**Objective**
From the listing below, pull out all lines with "Maximal" in them.

**Dataset excerpts**

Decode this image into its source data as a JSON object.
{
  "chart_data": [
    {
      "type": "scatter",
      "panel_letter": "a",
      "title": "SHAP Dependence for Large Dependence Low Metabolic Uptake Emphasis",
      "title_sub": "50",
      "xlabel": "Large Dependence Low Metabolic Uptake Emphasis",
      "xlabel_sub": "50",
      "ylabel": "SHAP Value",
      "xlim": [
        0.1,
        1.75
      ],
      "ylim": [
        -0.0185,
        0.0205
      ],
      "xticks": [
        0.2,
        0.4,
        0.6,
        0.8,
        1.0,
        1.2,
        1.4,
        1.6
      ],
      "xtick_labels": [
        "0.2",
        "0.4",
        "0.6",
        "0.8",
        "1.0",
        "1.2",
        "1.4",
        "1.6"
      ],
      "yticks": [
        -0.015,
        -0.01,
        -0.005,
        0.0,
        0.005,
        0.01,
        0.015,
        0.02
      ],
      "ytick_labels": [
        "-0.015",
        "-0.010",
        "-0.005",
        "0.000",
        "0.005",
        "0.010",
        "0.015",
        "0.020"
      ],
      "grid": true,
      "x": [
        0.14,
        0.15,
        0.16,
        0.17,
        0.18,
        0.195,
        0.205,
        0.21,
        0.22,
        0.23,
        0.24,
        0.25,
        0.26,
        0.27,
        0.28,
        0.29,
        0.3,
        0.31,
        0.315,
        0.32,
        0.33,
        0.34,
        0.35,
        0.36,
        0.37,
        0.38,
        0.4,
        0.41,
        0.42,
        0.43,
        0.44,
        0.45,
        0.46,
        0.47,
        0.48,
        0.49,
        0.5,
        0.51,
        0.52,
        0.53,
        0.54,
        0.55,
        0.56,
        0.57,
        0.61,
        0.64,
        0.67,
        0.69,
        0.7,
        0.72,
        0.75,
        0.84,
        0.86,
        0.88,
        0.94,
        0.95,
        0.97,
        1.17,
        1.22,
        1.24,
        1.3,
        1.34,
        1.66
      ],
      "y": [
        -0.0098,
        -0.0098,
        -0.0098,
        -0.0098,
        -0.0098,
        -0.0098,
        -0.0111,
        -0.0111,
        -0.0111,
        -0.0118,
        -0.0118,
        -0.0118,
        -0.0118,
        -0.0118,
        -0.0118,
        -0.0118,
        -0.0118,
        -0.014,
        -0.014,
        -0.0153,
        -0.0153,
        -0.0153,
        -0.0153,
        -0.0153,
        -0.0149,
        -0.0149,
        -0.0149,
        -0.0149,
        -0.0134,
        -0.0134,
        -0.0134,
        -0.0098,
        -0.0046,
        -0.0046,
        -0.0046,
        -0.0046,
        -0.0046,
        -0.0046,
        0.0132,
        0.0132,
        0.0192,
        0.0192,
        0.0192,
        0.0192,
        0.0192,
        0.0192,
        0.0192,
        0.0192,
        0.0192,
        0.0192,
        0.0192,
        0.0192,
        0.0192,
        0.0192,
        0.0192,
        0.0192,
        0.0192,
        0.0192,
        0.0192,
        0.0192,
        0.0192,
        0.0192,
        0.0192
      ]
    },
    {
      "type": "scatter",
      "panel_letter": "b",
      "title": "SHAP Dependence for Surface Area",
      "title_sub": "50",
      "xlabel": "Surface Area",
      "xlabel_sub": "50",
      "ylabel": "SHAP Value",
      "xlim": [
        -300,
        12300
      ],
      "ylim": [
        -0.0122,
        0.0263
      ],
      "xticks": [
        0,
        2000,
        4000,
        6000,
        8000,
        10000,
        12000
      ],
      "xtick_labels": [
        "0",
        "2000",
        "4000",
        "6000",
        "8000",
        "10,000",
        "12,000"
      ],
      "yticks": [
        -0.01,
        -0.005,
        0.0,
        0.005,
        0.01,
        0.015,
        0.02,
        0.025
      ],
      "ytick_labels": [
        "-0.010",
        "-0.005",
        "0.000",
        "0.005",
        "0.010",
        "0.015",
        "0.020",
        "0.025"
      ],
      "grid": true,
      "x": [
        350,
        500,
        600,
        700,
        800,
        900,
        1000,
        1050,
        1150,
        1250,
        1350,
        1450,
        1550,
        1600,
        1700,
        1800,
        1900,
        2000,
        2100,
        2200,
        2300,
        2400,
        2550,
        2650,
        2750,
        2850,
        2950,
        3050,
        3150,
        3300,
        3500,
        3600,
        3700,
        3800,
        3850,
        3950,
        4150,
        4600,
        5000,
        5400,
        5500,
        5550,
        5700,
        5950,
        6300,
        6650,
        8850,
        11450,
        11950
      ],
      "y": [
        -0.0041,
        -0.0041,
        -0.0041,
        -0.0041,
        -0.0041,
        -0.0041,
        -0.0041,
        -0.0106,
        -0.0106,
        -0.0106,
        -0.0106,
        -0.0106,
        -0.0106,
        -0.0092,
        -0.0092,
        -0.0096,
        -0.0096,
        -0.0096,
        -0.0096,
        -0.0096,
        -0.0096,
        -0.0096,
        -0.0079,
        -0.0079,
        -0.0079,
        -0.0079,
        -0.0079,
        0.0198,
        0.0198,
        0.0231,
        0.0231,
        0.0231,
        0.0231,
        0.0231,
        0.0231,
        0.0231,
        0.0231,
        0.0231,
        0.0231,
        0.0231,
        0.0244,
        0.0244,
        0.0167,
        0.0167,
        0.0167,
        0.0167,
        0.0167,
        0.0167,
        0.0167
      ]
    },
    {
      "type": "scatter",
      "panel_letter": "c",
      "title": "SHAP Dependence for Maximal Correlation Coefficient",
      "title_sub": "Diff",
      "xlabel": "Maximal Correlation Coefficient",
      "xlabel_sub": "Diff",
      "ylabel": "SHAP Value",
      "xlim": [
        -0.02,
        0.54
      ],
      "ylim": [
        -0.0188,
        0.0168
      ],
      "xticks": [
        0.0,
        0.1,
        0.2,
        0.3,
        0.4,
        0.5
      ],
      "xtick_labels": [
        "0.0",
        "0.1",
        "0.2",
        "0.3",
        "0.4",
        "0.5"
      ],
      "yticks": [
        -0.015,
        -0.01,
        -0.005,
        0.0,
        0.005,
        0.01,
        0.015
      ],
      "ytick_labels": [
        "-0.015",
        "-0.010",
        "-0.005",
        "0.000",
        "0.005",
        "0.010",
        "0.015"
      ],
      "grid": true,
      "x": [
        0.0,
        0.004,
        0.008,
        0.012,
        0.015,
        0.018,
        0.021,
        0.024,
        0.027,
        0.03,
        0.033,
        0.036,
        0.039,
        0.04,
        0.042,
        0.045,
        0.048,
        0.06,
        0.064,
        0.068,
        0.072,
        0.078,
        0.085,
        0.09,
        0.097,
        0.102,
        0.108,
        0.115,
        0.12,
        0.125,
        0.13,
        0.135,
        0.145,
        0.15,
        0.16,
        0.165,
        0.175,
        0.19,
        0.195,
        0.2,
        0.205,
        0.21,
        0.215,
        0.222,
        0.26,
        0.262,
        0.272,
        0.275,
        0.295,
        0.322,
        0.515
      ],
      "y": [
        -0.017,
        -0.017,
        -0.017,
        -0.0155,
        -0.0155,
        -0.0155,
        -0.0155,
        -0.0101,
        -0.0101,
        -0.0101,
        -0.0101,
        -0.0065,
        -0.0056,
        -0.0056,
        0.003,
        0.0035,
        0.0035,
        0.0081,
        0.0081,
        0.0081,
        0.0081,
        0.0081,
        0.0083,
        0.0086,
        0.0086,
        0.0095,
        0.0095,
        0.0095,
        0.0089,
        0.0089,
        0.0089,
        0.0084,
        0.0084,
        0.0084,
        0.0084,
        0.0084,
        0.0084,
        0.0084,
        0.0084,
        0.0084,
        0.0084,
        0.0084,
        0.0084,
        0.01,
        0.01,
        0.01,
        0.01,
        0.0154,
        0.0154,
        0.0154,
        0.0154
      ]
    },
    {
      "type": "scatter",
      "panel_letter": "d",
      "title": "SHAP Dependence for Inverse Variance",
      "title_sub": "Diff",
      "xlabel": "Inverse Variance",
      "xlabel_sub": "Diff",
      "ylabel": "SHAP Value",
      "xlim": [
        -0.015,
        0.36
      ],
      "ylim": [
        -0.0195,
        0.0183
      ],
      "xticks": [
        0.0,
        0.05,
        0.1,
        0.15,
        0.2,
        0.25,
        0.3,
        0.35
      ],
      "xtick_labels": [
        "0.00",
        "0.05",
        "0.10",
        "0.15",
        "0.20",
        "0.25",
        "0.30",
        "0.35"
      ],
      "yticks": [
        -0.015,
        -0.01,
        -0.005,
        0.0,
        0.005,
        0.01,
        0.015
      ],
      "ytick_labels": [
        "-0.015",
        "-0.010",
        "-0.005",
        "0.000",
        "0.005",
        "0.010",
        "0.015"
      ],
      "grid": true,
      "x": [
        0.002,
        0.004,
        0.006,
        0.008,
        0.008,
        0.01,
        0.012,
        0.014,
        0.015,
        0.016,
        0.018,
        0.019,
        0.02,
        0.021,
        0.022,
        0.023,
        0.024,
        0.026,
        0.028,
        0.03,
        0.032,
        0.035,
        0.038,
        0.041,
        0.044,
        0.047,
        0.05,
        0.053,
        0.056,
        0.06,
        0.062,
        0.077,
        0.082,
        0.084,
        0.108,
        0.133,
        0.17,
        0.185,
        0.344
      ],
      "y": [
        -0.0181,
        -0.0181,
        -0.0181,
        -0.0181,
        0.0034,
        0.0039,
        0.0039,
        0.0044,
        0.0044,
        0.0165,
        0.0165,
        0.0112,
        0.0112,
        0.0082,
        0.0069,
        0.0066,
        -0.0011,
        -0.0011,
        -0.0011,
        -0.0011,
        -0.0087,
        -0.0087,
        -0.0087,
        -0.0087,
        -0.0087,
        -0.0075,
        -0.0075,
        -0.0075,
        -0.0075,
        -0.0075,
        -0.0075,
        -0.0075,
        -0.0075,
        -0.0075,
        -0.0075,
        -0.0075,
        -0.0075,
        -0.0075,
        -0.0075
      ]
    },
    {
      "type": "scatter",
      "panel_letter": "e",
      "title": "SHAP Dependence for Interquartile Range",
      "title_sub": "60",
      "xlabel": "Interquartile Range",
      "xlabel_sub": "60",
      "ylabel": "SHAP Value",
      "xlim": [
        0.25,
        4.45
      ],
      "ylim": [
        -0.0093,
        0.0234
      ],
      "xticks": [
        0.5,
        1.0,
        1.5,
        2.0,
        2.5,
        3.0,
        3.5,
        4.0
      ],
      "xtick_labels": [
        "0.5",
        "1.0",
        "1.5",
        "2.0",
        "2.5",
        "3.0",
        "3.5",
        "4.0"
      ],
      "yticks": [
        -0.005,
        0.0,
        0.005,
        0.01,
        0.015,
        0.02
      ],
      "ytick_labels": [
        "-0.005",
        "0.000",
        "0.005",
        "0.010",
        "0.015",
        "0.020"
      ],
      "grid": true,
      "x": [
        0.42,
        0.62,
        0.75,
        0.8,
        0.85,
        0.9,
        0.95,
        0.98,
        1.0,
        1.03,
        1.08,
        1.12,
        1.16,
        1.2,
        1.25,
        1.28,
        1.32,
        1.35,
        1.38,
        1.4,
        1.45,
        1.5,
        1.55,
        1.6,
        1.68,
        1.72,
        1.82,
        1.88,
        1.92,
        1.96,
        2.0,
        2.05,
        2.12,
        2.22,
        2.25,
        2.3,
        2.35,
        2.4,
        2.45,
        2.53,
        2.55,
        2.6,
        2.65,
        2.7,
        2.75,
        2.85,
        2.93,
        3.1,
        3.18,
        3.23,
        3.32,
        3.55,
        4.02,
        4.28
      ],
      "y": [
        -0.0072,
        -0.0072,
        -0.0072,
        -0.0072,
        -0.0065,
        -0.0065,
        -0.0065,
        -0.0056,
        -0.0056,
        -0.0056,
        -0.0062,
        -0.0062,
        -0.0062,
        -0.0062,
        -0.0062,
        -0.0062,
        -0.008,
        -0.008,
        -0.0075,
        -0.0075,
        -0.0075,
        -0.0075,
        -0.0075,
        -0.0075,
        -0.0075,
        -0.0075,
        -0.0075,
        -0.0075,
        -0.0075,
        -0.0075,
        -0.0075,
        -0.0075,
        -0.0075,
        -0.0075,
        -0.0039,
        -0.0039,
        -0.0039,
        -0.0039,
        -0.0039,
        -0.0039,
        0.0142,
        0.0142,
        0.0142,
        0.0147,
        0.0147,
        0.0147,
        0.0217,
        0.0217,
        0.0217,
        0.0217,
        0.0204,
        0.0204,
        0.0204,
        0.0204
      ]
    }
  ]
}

**Expected answer**
      "title": "SHAP Dependence for Maximal Correlation Coefficient",
      "xlabel": "Maximal Correlation Coefficient",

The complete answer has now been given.